Given instruction.
Retype each record shown below, leaving every character as it is.
###
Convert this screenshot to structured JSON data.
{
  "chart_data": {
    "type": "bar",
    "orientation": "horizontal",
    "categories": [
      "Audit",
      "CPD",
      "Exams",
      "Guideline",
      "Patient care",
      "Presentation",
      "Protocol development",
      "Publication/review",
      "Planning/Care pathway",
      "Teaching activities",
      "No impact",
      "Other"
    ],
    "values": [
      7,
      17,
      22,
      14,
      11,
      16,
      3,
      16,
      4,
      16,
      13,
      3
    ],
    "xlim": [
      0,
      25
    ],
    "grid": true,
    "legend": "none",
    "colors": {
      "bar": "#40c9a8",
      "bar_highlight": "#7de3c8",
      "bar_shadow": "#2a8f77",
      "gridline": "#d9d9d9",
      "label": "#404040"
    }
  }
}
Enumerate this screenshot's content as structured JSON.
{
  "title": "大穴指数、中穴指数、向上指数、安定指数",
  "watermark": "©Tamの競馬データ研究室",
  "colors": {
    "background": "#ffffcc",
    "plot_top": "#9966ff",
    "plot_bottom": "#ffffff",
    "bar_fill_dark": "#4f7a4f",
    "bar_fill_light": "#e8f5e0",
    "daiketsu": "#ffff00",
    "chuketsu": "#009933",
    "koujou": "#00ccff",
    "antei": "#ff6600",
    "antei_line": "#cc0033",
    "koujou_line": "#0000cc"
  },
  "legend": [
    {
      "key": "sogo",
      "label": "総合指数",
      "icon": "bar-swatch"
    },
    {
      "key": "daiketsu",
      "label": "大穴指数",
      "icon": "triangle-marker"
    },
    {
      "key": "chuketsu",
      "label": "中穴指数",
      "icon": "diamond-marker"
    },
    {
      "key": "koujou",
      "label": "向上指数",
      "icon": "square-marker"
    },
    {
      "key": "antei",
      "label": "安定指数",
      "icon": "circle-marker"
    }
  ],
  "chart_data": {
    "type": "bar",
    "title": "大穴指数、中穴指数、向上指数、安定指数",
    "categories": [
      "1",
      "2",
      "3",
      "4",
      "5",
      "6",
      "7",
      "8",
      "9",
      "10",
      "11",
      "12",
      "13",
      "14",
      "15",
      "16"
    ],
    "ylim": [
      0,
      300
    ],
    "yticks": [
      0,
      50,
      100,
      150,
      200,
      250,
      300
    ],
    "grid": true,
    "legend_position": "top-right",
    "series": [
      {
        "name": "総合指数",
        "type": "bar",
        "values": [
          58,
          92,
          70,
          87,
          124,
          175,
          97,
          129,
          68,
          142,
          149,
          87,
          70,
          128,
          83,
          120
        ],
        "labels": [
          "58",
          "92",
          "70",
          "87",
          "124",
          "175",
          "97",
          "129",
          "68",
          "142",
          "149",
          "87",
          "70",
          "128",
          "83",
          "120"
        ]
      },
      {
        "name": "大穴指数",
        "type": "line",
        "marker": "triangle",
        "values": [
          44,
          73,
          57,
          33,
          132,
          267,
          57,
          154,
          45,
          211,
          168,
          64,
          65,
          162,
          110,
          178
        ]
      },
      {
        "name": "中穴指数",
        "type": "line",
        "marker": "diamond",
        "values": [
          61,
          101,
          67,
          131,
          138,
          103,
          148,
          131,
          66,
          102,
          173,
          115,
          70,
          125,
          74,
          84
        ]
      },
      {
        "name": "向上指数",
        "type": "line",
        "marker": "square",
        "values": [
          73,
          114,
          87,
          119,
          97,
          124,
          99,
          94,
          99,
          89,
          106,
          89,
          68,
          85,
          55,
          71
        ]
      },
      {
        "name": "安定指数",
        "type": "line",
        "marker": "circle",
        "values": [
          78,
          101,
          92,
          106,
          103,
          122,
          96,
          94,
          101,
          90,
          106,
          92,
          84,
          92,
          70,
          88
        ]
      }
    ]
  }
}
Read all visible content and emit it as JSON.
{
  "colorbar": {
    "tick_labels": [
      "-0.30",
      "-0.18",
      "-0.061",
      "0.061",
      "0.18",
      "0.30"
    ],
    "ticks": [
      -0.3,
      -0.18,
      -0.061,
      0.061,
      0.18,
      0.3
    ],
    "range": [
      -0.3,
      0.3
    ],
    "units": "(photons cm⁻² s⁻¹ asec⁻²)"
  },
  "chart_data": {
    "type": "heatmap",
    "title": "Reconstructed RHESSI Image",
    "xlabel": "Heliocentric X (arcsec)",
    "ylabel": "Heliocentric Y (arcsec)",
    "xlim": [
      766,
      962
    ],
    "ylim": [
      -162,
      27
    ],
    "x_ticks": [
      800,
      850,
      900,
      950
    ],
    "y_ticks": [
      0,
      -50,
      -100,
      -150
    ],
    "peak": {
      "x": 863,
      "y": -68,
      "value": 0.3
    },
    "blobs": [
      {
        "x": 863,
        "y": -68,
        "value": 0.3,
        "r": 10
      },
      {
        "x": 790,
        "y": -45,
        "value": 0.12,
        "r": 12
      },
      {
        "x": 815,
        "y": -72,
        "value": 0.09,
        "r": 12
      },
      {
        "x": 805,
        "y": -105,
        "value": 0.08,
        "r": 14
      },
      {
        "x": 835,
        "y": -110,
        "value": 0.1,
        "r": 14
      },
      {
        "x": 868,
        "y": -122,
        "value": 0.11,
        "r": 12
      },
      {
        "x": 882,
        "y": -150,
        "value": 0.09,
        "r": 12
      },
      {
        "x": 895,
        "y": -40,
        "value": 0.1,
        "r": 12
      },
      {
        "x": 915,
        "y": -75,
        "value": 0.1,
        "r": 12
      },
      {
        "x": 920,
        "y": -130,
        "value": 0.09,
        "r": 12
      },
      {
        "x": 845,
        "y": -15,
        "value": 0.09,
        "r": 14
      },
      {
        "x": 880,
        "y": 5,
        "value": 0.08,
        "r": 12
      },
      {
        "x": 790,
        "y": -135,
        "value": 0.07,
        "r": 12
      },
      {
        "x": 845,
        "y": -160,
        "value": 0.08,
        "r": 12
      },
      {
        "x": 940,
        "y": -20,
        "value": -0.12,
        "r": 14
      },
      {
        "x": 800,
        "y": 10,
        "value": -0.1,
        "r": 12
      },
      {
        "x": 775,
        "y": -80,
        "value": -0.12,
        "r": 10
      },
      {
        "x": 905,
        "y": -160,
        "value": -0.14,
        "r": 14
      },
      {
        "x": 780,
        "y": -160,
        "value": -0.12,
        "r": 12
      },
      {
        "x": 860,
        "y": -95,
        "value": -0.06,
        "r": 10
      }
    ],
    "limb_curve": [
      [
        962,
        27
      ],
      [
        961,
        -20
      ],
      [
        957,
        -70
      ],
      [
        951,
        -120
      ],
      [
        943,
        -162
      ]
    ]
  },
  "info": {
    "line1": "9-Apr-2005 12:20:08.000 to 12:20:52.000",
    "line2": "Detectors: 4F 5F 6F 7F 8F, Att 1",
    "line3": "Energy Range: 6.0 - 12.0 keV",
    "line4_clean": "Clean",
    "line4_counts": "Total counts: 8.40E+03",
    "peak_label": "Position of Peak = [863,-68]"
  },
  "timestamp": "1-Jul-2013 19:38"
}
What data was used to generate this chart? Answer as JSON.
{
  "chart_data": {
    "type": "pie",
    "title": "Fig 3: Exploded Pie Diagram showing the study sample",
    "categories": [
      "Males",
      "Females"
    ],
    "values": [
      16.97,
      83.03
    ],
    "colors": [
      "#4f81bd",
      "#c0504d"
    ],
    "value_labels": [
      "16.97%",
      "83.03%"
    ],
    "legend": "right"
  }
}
###
Solved exercise.
Convert this screenshot to structured JSON data.
{
  "chart_data": {
    "type": "bar",
    "orientation": "horizontal",
    "categories": [
      "Audit",
      "CPD",
      "Exams",
      "Guideline",
      "Patient care",
      "Presentation",
      "Protocol development",
      "Publication/review",
      "Planning/Care pathway",
      "Teaching activities",
      "No impact",
      "Other"
    ],
    "values": [
      7,
      17,
      22,
      14,
      11,
      16,
      3,
      16,
      4,
      16,
      13,
      3
    ],
    "xlim": [
      0,
      25
    ],
    "grid": true,
    "legend": "none",
    "colors": {
      "bar": "#40c9a8",
      "bar_highlight": "#7de3c8",
      "bar_shadow": "#2a8f77",
      "gridline": "#d9d9d9",
      "label": "#404040"
    }
  }
}
Enumerate this screenshot's content as structured JSON.
{
  "title": "大穴指数、中穴指数、向上指数、安定指数",
  "watermark": "©Tamの競馬データ研究室",
  "colors": {
    "background": "#ffffcc",
    "plot_top": "#9966ff",
    "plot_bottom": "#ffffff",
    "bar_fill_dark": "#4f7a4f",
    "bar_fill_light": "#e8f5e0",
    "daiketsu": "#ffff00",
    "chuketsu": "#009933",
    "koujou": "#00ccff",
    "antei": "#ff6600",
    "antei_line": "#cc0033",
    "koujou_line": "#0000cc"
  },
  "legend": [
    {
      "key": "sogo",
      "label": "総合指数",
      "icon": "bar-swatch"
    },
    {
      "key": "daiketsu",
      "label": "大穴指数",
      "icon": "triangle-marker"
    },
    {
      "key": "chuketsu",
      "label": "中穴指数",
      "icon": "diamond-marker"
    },
    {
      "key": "koujou",
      "label": "向上指数",
      "icon": "square-marker"
    },
    {
      "key": "antei",
      "label": "安定指数",
      "icon": "circle-marker"
    }
  ],
  "chart_data": {
    "type": "bar",
    "title": "大穴指数、中穴指数、向上指数、安定指数",
    "categories": [
      "1",
      "2",
      "3",
      "4",
      "5",
      "6",
      "7",
      "8",
      "9",
      "10",
      "11",
      "12",
      "13",
      "14",
      "15",
      "16"
    ],
    "ylim": [
      0,
      300
    ],
    "yticks": [
      0,
      50,
      100,
      150,
      200,
      250,
      300
    ],
    "grid": true,
    "legend_position": "top-right",
    "series": [
      {
        "name": "総合指数",
        "type": "bar",
        "values": [
          58,
          92,
          70,
          87,
          124,
          175,
          97,
          129,
          68,
          142,
          149,
          87,
          70,
          128,
          83,
          120
        ],
        "labels": [
          "58",
          "92",
          "70",
          "87",
          "124",
          "175",
          "97",
          "129",
          "68",
          "142",
          "149",
          "87",
          "70",
          "128",
          "83",
          "120"
        ]
      },
      {
        "name": "大穴指数",
        "type": "line",
        "marker": "triangle",
        "values": [
          44,
          73,
          57,
          33,
          132,
          267,
          57,
          154,
          45,
          211,
          168,
          64,
          65,
          162,
          110,
          178
        ]
      },
      {
        "name": "中穴指数",
        "type": "line",
        "marker": "diamond",
        "values": [
          61,
          101,
          67,
          131,
          138,
          103,
          148,
          131,
          66,
          102,
          173,
          115,
          70,
          125,
          74,
          84
        ]
      },
      {
        "name": "向上指数",
        "type": "line",
        "marker": "square",
        "values": [
          73,
          114,
          87,
          119,
          97,
          124,
          99,
          94,
          99,
          89,
          106,
          89,
          68,
          85,
          55,
          71
        ]
      },
      {
        "name": "安定指数",
        "type": "line",
        "marker": "circle",
        "values": [
          78,
          101,
          92,
          106,
          103,
          122,
          96,
          94,
          101,
          90,
          106,
          92,
          84,
          92,
          70,
          88
        ]
      }
    ]
  }
}
Read all visible content and emit it as JSON.
{
  "colorbar": {
    "tick_labels": [
      "-0.30",
      "-0.18",
      "-0.061",
      "0.061",
      "0.18",
      "0.30"
    ],
    "ticks": [
      -0.3,
      -0.18,
      -0.061,
      0.061,
      0.18,
      0.3
    ],
    "range": [
      -0.3,
      0.3
    ],
    "units": "(photons cm⁻² s⁻¹ asec⁻²)"
  },
  "chart_data": {
    "type": "heatmap",
    "title": "Reconstructed RHESSI Image",
    "xlabel": "Heliocentric X (arcsec)",
    "ylabel": "Heliocentric Y (arcsec)",
    "xlim": [
      766,
      962
    ],
    "ylim": [
      -162,
      27
    ],
    "x_ticks": [
      800,
      850,
      900,
      950
    ],
    "y_ticks": [
      0,
      -50,
      -100,
      -150
    ],
    "peak": {
      "x": 863,
      "y": -68,
      "value": 0.3
    },
    "blobs": [
      {
        "x": 863,
        "y": -68,
        "value": 0.3,
        "r": 10
      },
      {
        "x": 790,
        "y": -45,
        "value": 0.12,
        "r": 12
      },
      {
        "x": 815,
        "y": -72,
        "value": 0.09,
        "r": 12
      },
      {
        "x": 805,
        "y": -105,
        "value": 0.08,
        "r": 14
      },
      {
        "x": 835,
        "y": -110,
        "value": 0.1,
        "r": 14
      },
      {
        "x": 868,
        "y": -122,
        "value": 0.11,
        "r": 12
      },
      {
        "x": 882,
        "y": -150,
        "value": 0.09,
        "r": 12
      },
      {
        "x": 895,
        "y": -40,
        "value": 0.1,
        "r": 12
      },
      {
        "x": 915,
        "y": -75,
        "value": 0.1,
        "r": 12
      },
      {
        "x": 920,
        "y": -130,
        "value": 0.09,
        "r": 12
      },
      {
        "x": 845,
        "y": -15,
        "value": 0.09,
        "r": 14
      },
      {
        "x": 880,
        "y": 5,
        "value": 0.08,
        "r": 12
      },
      {
        "x": 790,
        "y": -135,
        "value": 0.07,
        "r": 12
      },
      {
        "x": 845,
        "y": -160,
        "value": 0.08,
        "r": 12
      },
      {
        "x": 940,
        "y": -20,
        "value": -0.12,
        "r": 14
      },
      {
        "x": 800,
        "y": 10,
        "value": -0.1,
        "r": 12
      },
      {
        "x": 775,
        "y": -80,
        "value": -0.12,
        "r": 10
      },
      {
        "x": 905,
        "y": -160,
        "value": -0.14,
        "r": 14
      },
      {
        "x": 780,
        "y": -160,
        "value": -0.12,
        "r": 12
      },
      {
        "x": 860,
        "y": -95,
        "value": -0.06,
        "r": 10
      }
    ],
    "limb_curve": [
      [
        962,
        27
      ],
      [
        961,
        -20
      ],
      [
        957,
        -70
      ],
      [
        951,
        -120
      ],
      [
        943,
        -162
      ]
    ]
  },
  "info": {
    "line1": "9-Apr-2005 12:20:08.000 to 12:20:52.000",
    "line2": "Detectors: 4F 5F 6F 7F 8F, Att 1",
    "line3": "Energy Range: 6.0 - 12.0 keV",
    "line4_clean": "Clean",
    "line4_counts": "Total counts: 8.40E+03",
    "peak_label": "Position of Peak = [863,-68]"
  },
  "timestamp": "1-Jul-2013 19:38"
}
What data was used to generate this chart? Answer as JSON.
{
  "chart_data": {
    "type": "pie",
    "title": "Fig 3: Exploded Pie Diagram showing the study sample",
    "categories": [
      "Males",
      "Females"
    ],
    "values": [
      16.97,
      83.03
    ],
    "colors": [
      "#4f81bd",
      "#c0504d"
    ],
    "value_labels": [
      "16.97%",
      "83.03%"
    ],
    "legend": "right"
  }
}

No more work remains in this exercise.